# REQUIRED WORK
Return only the number of lines holding the word "Weather".
* * * *
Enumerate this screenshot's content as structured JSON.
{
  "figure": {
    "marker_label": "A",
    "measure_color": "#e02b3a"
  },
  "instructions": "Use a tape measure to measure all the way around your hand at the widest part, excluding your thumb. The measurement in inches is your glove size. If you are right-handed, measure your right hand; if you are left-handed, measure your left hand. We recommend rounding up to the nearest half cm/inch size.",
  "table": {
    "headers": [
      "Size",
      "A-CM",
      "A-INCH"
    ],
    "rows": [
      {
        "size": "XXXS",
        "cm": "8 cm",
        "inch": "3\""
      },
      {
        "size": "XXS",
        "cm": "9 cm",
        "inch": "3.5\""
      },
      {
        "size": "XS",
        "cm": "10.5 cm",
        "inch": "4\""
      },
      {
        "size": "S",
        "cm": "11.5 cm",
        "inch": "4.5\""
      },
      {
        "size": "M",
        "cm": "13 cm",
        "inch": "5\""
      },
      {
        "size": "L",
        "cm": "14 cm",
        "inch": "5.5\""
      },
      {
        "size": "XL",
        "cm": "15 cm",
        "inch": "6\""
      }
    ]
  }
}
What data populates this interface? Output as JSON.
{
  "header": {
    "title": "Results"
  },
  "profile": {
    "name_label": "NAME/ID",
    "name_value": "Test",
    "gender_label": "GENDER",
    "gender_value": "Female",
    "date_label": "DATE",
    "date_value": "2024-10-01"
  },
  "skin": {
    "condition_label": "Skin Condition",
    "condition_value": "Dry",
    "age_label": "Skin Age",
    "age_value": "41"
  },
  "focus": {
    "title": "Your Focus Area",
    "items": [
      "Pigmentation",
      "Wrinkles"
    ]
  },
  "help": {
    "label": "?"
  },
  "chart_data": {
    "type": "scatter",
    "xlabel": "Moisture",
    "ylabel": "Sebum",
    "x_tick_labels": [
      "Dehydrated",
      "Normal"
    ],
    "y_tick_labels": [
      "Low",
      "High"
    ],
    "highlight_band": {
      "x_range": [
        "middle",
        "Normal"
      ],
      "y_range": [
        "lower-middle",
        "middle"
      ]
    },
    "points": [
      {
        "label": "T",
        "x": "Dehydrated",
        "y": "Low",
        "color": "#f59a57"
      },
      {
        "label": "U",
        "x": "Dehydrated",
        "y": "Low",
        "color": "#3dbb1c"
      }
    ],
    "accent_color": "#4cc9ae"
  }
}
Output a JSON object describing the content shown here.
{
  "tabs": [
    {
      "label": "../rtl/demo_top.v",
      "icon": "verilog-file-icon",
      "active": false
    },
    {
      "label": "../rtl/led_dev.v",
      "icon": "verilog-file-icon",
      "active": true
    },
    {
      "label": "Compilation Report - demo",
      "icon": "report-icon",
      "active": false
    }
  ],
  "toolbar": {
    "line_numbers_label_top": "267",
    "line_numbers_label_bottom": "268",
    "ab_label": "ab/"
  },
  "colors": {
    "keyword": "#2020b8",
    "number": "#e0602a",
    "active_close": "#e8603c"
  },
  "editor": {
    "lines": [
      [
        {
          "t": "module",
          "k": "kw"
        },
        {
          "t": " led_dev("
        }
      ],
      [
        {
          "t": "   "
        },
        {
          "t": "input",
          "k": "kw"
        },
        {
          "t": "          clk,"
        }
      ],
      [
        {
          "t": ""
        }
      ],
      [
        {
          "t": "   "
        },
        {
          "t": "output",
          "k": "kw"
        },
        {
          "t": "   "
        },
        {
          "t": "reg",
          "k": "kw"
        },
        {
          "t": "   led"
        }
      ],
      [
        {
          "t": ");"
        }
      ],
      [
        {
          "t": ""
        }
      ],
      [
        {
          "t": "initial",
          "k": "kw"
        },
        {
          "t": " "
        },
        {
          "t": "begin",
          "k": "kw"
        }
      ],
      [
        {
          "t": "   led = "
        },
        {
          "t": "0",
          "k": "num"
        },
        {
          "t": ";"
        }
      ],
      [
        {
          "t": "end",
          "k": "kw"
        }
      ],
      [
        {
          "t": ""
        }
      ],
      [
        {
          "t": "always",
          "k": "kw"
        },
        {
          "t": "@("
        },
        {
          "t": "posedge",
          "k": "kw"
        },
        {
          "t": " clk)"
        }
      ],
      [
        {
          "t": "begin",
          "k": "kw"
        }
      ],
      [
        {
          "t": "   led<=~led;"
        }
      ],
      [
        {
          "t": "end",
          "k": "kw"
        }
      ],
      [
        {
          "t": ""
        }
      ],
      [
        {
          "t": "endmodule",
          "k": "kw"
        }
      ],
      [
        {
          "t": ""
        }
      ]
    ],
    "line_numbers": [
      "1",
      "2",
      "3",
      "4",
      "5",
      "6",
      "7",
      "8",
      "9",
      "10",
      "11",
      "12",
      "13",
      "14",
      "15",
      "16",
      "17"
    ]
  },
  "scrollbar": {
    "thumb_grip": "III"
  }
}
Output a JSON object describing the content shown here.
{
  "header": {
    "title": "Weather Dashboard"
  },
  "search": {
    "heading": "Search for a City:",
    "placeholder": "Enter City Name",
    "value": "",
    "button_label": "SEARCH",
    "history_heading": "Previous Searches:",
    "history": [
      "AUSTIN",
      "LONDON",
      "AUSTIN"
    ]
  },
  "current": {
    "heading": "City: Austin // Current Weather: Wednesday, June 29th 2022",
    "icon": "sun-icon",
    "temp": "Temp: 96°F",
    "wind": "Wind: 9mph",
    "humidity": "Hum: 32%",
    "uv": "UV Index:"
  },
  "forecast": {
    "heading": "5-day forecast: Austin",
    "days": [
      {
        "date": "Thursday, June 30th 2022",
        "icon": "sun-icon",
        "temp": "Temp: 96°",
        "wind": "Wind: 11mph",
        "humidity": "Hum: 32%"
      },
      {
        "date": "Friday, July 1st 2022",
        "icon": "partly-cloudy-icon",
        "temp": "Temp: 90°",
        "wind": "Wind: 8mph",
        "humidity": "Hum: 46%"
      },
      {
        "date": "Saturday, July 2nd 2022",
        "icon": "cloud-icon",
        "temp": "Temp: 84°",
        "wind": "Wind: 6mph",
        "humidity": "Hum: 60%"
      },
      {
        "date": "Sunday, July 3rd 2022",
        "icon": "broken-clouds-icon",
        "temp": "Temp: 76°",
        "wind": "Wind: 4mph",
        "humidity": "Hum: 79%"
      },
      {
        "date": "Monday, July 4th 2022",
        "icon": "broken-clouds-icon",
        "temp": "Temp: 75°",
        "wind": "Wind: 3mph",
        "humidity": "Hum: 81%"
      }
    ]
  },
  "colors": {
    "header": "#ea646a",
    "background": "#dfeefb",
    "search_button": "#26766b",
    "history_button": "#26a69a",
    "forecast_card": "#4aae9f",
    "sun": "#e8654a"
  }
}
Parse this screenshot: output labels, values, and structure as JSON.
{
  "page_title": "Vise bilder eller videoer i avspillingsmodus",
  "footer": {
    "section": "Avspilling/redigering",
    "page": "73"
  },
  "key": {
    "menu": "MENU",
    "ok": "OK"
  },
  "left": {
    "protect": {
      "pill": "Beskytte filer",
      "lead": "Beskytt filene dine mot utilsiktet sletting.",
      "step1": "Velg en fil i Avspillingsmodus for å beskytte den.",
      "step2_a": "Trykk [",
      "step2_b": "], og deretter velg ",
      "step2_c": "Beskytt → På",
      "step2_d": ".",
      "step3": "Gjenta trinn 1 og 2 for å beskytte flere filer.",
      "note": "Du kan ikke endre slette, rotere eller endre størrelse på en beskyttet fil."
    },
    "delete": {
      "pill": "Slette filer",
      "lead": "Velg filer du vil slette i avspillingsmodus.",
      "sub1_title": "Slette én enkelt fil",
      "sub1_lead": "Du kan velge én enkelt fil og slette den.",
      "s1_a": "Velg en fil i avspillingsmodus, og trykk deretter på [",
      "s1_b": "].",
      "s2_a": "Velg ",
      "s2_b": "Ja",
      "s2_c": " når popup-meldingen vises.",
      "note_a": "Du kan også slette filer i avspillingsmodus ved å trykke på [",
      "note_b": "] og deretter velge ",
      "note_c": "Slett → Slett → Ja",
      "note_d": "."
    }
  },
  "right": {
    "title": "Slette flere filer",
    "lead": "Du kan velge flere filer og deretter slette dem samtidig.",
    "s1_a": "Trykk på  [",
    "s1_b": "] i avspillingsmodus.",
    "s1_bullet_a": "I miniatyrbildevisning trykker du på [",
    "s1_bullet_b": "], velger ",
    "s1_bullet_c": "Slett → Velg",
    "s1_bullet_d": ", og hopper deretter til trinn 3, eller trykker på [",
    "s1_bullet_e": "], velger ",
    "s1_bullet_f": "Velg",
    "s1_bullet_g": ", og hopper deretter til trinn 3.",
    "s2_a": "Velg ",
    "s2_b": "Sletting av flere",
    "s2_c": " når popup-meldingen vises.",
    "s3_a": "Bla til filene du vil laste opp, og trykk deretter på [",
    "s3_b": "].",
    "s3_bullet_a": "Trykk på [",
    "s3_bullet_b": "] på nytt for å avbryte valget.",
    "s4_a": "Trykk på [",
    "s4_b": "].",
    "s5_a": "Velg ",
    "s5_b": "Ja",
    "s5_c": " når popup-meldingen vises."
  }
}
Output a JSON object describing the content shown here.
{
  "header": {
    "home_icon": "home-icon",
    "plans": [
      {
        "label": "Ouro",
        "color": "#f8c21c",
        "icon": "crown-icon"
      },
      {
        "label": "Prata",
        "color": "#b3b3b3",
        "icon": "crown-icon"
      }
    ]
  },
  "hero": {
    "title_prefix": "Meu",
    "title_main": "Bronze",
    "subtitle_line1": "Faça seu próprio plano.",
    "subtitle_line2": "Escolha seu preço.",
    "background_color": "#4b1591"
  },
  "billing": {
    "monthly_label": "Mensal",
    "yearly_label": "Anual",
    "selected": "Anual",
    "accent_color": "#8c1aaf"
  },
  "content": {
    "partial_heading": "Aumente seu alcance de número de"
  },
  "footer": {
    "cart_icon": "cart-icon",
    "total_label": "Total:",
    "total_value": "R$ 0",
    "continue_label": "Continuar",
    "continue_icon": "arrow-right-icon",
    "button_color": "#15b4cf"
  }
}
* * * *
# IN RESPONSE
2